**TASK TO CARRY OUT**
From the entries that follow, gather each line holding the word "delay".

— START INFORMATION SUPPLIED —

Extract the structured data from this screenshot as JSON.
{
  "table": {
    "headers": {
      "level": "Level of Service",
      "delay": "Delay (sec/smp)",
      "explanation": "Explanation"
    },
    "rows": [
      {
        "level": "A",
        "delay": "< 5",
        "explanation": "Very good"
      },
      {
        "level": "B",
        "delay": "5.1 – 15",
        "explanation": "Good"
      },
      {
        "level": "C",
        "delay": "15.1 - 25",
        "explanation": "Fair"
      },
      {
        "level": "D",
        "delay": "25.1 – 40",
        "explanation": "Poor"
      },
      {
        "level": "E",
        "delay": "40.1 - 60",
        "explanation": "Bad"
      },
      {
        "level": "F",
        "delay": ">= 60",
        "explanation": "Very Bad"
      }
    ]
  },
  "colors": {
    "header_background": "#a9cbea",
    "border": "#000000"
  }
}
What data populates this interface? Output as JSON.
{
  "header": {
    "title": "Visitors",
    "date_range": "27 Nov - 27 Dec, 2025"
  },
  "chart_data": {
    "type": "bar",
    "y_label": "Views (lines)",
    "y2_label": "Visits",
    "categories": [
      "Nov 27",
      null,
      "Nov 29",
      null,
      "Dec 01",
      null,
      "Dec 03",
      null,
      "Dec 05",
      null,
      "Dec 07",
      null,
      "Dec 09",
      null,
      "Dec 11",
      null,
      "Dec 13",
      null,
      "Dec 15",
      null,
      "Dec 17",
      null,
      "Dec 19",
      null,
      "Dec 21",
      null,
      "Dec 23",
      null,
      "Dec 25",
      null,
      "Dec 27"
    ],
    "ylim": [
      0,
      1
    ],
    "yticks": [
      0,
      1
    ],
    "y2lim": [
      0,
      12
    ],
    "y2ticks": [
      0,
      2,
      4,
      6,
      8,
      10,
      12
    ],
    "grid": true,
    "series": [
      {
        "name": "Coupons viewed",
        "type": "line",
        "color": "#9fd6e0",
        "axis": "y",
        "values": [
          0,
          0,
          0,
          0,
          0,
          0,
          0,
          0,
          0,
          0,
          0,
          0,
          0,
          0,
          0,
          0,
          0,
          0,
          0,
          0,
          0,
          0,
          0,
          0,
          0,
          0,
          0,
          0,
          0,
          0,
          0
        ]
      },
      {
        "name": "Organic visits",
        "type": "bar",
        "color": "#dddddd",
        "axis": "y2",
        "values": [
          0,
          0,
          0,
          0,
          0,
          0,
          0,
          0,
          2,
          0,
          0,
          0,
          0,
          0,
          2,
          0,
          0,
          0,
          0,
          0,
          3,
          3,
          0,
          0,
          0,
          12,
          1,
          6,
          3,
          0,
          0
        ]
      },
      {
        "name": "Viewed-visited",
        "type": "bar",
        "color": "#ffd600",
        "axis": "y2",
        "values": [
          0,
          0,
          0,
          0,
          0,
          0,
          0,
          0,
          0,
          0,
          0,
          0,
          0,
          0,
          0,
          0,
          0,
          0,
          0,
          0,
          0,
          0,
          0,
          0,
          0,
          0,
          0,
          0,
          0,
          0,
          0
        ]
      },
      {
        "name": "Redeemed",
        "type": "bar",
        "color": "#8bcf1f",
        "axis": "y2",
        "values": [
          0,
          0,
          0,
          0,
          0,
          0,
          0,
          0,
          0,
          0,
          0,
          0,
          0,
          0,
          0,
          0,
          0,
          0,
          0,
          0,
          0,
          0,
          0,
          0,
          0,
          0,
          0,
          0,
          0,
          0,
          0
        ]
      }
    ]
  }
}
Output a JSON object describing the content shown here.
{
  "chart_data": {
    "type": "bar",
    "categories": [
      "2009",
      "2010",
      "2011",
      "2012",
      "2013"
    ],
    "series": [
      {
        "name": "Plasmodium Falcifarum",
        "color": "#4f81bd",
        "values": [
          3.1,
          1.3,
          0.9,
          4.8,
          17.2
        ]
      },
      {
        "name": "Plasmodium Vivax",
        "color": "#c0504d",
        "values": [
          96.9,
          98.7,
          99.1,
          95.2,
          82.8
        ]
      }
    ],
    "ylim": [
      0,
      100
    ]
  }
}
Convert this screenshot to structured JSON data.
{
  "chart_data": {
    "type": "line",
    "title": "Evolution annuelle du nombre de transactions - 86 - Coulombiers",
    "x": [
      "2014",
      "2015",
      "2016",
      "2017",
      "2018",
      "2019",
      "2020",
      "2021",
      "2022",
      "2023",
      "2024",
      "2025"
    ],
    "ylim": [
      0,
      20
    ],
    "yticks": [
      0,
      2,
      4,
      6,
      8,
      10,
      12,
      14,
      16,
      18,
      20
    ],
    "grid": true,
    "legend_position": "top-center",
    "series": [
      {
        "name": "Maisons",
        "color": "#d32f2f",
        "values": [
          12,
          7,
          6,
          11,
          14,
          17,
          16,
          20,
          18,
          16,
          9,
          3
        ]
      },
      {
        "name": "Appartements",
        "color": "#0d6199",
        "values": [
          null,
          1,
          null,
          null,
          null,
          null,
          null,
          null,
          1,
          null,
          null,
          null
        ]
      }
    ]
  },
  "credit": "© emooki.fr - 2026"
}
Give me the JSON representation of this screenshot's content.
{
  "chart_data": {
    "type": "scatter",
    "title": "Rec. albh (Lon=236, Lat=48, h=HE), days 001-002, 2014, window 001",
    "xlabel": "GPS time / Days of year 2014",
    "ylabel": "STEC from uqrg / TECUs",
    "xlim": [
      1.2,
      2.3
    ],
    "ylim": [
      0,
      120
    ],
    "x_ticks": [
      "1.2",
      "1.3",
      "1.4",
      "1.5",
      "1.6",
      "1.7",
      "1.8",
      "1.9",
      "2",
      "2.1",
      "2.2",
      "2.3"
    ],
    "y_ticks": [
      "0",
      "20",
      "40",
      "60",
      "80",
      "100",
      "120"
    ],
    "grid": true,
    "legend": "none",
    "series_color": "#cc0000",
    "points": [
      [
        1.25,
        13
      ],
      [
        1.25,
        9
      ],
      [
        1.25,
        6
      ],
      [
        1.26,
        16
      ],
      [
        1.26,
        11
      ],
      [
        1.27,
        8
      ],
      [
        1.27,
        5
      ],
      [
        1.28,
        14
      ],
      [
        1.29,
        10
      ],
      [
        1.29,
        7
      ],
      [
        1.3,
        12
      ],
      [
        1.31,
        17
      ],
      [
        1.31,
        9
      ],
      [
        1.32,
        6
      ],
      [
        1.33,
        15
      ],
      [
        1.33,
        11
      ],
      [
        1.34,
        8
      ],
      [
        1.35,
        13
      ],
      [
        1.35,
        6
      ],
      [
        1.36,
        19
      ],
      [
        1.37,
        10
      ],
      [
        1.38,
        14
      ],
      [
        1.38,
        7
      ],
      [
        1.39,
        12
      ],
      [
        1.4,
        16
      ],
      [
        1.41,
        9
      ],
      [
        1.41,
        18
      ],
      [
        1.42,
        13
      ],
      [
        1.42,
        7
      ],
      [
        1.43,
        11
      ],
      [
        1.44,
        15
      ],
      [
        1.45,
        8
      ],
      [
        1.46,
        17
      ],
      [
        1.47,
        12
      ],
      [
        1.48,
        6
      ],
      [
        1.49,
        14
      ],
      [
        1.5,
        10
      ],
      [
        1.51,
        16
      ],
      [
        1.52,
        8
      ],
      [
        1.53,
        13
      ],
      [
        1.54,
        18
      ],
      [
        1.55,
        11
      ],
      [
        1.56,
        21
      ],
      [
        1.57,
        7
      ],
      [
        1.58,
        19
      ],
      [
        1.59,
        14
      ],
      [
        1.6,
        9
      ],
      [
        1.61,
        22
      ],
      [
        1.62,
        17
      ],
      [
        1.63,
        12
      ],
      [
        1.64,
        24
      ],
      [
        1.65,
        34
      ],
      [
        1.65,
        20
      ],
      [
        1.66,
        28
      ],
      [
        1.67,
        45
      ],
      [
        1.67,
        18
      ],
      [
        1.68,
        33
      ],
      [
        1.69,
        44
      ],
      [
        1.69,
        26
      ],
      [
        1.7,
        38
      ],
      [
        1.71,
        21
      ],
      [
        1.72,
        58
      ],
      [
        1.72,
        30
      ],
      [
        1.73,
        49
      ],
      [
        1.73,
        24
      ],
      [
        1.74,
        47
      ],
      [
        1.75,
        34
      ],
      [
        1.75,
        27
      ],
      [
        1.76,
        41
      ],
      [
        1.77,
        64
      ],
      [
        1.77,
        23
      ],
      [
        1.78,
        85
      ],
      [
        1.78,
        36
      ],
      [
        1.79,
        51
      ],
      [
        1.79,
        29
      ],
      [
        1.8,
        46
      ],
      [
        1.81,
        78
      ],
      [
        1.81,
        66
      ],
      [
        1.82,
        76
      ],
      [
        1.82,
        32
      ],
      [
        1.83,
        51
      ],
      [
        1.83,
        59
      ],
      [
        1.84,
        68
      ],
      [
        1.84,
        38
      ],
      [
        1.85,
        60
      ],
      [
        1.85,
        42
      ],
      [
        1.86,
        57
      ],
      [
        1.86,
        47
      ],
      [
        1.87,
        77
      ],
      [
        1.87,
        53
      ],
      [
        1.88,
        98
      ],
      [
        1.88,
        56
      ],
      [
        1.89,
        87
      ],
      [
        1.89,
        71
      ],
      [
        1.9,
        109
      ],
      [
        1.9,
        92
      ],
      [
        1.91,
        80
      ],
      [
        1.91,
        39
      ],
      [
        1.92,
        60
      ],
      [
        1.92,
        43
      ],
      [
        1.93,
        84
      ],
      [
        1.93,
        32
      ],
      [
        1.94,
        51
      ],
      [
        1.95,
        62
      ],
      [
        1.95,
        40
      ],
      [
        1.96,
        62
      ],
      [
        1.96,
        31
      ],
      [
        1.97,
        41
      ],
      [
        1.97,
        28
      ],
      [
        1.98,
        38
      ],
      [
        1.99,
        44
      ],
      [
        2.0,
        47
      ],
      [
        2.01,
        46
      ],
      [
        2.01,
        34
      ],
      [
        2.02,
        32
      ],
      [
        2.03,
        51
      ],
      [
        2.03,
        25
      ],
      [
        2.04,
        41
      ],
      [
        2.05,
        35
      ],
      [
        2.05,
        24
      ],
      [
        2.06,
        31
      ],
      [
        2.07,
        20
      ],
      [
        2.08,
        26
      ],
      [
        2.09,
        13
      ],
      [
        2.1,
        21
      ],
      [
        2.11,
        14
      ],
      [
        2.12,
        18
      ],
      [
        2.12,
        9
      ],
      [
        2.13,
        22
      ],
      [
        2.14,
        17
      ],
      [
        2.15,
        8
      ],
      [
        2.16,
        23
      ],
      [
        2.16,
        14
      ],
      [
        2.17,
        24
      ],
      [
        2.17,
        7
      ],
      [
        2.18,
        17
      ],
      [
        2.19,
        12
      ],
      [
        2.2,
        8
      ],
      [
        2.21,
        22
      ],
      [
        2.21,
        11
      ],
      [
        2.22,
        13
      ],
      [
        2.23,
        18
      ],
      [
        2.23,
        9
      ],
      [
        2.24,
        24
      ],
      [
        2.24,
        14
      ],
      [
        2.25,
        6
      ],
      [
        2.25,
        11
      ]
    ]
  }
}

— END INFORMATION SUPPLIED —

**FULL OUTPUT**
      "delay": "Delay (sec/smp)",
        "delay": "< 5",
        "delay": "5.1 – 15",
        "delay": "15.1 - 25",
        "delay": "25.1 – 40",
        "delay": "40.1 - 60",
        "delay": ">= 60",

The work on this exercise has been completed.